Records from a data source
◇ ◇ ◇ ◇

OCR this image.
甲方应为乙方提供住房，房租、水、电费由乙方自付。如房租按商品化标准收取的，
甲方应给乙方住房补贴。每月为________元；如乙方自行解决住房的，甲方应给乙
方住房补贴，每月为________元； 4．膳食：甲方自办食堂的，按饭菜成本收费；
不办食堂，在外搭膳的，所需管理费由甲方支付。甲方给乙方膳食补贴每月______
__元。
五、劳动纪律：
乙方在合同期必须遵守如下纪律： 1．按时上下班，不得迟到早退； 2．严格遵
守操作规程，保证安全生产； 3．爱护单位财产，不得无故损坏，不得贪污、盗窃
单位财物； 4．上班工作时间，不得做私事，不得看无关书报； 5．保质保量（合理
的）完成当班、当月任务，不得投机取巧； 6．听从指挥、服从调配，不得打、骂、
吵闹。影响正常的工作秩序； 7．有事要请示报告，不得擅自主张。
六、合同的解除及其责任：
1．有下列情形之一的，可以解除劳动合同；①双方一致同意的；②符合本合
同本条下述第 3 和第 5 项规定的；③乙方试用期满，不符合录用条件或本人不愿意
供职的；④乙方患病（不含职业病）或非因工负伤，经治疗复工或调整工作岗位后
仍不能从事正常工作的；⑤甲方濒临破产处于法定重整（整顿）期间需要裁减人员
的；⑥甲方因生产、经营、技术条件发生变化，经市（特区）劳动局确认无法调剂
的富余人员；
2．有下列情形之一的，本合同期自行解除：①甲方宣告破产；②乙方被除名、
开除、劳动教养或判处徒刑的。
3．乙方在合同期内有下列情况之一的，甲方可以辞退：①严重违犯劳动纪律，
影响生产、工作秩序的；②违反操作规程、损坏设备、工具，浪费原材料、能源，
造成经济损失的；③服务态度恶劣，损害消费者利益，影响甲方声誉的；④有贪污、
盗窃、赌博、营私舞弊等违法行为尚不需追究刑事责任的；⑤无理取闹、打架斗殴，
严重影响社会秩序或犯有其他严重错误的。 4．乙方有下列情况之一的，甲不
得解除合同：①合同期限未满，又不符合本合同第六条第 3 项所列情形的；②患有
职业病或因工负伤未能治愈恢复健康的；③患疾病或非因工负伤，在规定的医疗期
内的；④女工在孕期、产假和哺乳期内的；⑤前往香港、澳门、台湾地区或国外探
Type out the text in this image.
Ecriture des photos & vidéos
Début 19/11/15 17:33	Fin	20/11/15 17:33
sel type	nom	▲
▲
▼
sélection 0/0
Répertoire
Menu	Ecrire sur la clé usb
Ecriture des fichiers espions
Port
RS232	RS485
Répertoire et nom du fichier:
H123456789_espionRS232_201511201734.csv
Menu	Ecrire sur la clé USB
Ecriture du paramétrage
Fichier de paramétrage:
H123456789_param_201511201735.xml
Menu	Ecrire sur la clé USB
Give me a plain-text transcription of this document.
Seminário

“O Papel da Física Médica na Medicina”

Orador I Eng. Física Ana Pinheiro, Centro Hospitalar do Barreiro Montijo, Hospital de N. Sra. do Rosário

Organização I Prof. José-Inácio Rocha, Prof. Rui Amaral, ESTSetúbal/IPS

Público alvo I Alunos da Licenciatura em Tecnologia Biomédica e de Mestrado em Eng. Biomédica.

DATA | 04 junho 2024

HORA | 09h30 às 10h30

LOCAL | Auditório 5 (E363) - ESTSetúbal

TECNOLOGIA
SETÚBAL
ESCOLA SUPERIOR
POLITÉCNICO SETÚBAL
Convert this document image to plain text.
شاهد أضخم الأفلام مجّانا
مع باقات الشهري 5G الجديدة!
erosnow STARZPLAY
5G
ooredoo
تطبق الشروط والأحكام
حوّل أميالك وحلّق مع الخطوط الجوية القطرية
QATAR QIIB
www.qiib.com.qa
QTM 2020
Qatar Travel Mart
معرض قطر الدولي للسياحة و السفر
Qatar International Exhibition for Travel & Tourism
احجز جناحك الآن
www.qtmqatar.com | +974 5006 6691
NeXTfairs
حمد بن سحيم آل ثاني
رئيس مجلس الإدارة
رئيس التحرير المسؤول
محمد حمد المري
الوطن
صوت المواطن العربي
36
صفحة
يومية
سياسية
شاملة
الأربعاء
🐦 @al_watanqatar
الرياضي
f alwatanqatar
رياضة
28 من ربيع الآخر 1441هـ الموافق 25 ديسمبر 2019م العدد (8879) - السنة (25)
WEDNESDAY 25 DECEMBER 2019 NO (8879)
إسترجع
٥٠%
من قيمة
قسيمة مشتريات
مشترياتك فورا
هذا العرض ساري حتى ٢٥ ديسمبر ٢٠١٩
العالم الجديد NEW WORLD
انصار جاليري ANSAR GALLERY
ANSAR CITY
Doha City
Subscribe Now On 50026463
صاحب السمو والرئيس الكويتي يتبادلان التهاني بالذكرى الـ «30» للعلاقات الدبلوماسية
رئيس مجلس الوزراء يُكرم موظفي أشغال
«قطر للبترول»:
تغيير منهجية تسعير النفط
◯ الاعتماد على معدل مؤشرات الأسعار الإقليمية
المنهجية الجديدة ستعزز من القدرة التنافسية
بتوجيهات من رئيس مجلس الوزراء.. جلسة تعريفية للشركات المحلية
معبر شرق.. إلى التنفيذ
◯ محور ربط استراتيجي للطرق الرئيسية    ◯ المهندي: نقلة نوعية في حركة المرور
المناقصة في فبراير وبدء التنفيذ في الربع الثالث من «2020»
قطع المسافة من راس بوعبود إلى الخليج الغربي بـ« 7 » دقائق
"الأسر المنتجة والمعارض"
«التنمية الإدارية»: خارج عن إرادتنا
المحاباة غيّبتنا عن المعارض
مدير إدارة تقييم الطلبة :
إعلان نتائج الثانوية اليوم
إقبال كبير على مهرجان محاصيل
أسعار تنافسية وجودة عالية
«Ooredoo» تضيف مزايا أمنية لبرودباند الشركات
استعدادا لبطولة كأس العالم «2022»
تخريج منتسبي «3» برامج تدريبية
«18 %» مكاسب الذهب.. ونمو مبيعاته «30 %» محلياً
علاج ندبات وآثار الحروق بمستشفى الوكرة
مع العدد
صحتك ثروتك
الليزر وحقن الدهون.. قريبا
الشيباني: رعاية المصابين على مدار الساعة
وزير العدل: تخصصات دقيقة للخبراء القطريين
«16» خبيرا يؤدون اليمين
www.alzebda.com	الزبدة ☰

◇ ◇ ◇ ◇

BRIEF
Reproduce the data in full, exactly as presented.

TASK ANSWER
OCR this image.
甲方应为乙方提供住房，房租、水、电费由乙方自付。如房租按商品化标准收取的，
甲方应给乙方住房补贴。每月为________元；如乙方自行解决住房的，甲方应给乙
方住房补贴，每月为________元； 4．膳食：甲方自办食堂的，按饭菜成本收费；
不办食堂，在外搭膳的，所需管理费由甲方支付。甲方给乙方膳食补贴每月______
__元。
五、劳动纪律：
乙方在合同期必须遵守如下纪律： 1．按时上下班，不得迟到早退； 2．严格遵
守操作规程，保证安全生产； 3．爱护单位财产，不得无故损坏，不得贪污、盗窃
单位财物； 4．上班工作时间，不得做私事，不得看无关书报； 5．保质保量（合理
的）完成当班、当月任务，不得投机取巧； 6．听从指挥、服从调配，不得打、骂、
吵闹。影响正常的工作秩序； 7．有事要请示报告，不得擅自主张。
六、合同的解除及其责任：
1．有下列情形之一的，可以解除劳动合同；①双方一致同意的；②符合本合
同本条下述第 3 和第 5 项规定的；③乙方试用期满，不符合录用条件或本人不愿意
供职的；④乙方患病（不含职业病）或非因工负伤，经治疗复工或调整工作岗位后
仍不能从事正常工作的；⑤甲方濒临破产处于法定重整（整顿）期间需要裁减人员
的；⑥甲方因生产、经营、技术条件发生变化，经市（特区）劳动局确认无法调剂
的富余人员；
2．有下列情形之一的，本合同期自行解除：①甲方宣告破产；②乙方被除名、
开除、劳动教养或判处徒刑的。
3．乙方在合同期内有下列情况之一的，甲方可以辞退：①严重违犯劳动纪律，
影响生产、工作秩序的；②违反操作规程、损坏设备、工具，浪费原材料、能源，
造成经济损失的；③服务态度恶劣，损害消费者利益，影响甲方声誉的；④有贪污、
盗窃、赌博、营私舞弊等违法行为尚不需追究刑事责任的；⑤无理取闹、打架斗殴，
严重影响社会秩序或犯有其他严重错误的。 4．乙方有下列情况之一的，甲不
得解除合同：①合同期限未满，又不符合本合同第六条第 3 项所列情形的；②患有
职业病或因工负伤未能治愈恢复健康的；③患疾病或非因工负伤，在规定的医疗期
内的；④女工在孕期、产假和哺乳期内的；⑤前往香港、澳门、台湾地区或国外探
Type out the text in this image.
Ecriture des photos & vidéos
Début 19/11/15 17:33	Fin	20/11/15 17:33
sel type	nom	▲
▲
▼
sélection 0/0
Répertoire
Menu	Ecrire sur la clé usb
Ecriture des fichiers espions
Port
RS232	RS485
Répertoire et nom du fichier:
H123456789_espionRS232_201511201734.csv
Menu	Ecrire sur la clé USB
Ecriture du paramétrage
Fichier de paramétrage:
H123456789_param_201511201735.xml
Menu	Ecrire sur la clé USB
Give me a plain-text transcription of this document.
Seminário

“O Papel da Física Médica na Medicina”

Orador I Eng. Física Ana Pinheiro, Centro Hospitalar do Barreiro Montijo, Hospital de N. Sra. do Rosário

Organização I Prof. José-Inácio Rocha, Prof. Rui Amaral, ESTSetúbal/IPS

Público alvo I Alunos da Licenciatura em Tecnologia Biomédica e de Mestrado em Eng. Biomédica.

DATA | 04 junho 2024

HORA | 09h30 às 10h30

LOCAL | Auditório 5 (E363) - ESTSetúbal

TECNOLOGIA
SETÚBAL
ESCOLA SUPERIOR
POLITÉCNICO SETÚBAL
Convert this document image to plain text.
شاهد أضخم الأفلام مجّانا
مع باقات الشهري 5G الجديدة!
erosnow STARZPLAY
5G
ooredoo
تطبق الشروط والأحكام
حوّل أميالك وحلّق مع الخطوط الجوية القطرية
QATAR QIIB
www.qiib.com.qa
QTM 2020
Qatar Travel Mart
معرض قطر الدولي للسياحة و السفر
Qatar International Exhibition for Travel & Tourism
احجز جناحك الآن
www.qtmqatar.com | +974 5006 6691
NeXTfairs
حمد بن سحيم آل ثاني
رئيس مجلس الإدارة
رئيس التحرير المسؤول
محمد حمد المري
الوطن
صوت المواطن العربي
36
صفحة
يومية
سياسية
شاملة
الأربعاء
🐦 @al_watanqatar
الرياضي
f alwatanqatar
رياضة
28 من ربيع الآخر 1441هـ الموافق 25 ديسمبر 2019م العدد (8879) - السنة (25)
WEDNESDAY 25 DECEMBER 2019 NO (8879)
إسترجع
٥٠%
من قيمة
قسيمة مشتريات
مشترياتك فورا
هذا العرض ساري حتى ٢٥ ديسمبر ٢٠١٩
العالم الجديد NEW WORLD
انصار جاليري ANSAR GALLERY
ANSAR CITY
Doha City
Subscribe Now On 50026463
صاحب السمو والرئيس الكويتي يتبادلان التهاني بالذكرى الـ «30» للعلاقات الدبلوماسية
رئيس مجلس الوزراء يُكرم موظفي أشغال
«قطر للبترول»:
تغيير منهجية تسعير النفط
◯ الاعتماد على معدل مؤشرات الأسعار الإقليمية
المنهجية الجديدة ستعزز من القدرة التنافسية
بتوجيهات من رئيس مجلس الوزراء.. جلسة تعريفية للشركات المحلية
معبر شرق.. إلى التنفيذ
◯ محور ربط استراتيجي للطرق الرئيسية    ◯ المهندي: نقلة نوعية في حركة المرور
المناقصة في فبراير وبدء التنفيذ في الربع الثالث من «2020»
قطع المسافة من راس بوعبود إلى الخليج الغربي بـ« 7 » دقائق
"الأسر المنتجة والمعارض"
«التنمية الإدارية»: خارج عن إرادتنا
المحاباة غيّبتنا عن المعارض
مدير إدارة تقييم الطلبة :
إعلان نتائج الثانوية اليوم
إقبال كبير على مهرجان محاصيل
أسعار تنافسية وجودة عالية
«Ooredoo» تضيف مزايا أمنية لبرودباند الشركات
استعدادا لبطولة كأس العالم «2022»
تخريج منتسبي «3» برامج تدريبية
«18 %» مكاسب الذهب.. ونمو مبيعاته «30 %» محلياً
علاج ندبات وآثار الحروق بمستشفى الوكرة
مع العدد
صحتك ثروتك
الليزر وحقن الدهون.. قريبا
الشيباني: رعاية المصابين على مدار الساعة
وزير العدل: تخصصات دقيقة للخبراء القطريين
«16» خبيرا يؤدون اليمين
www.alzebda.com	الزبدة ☰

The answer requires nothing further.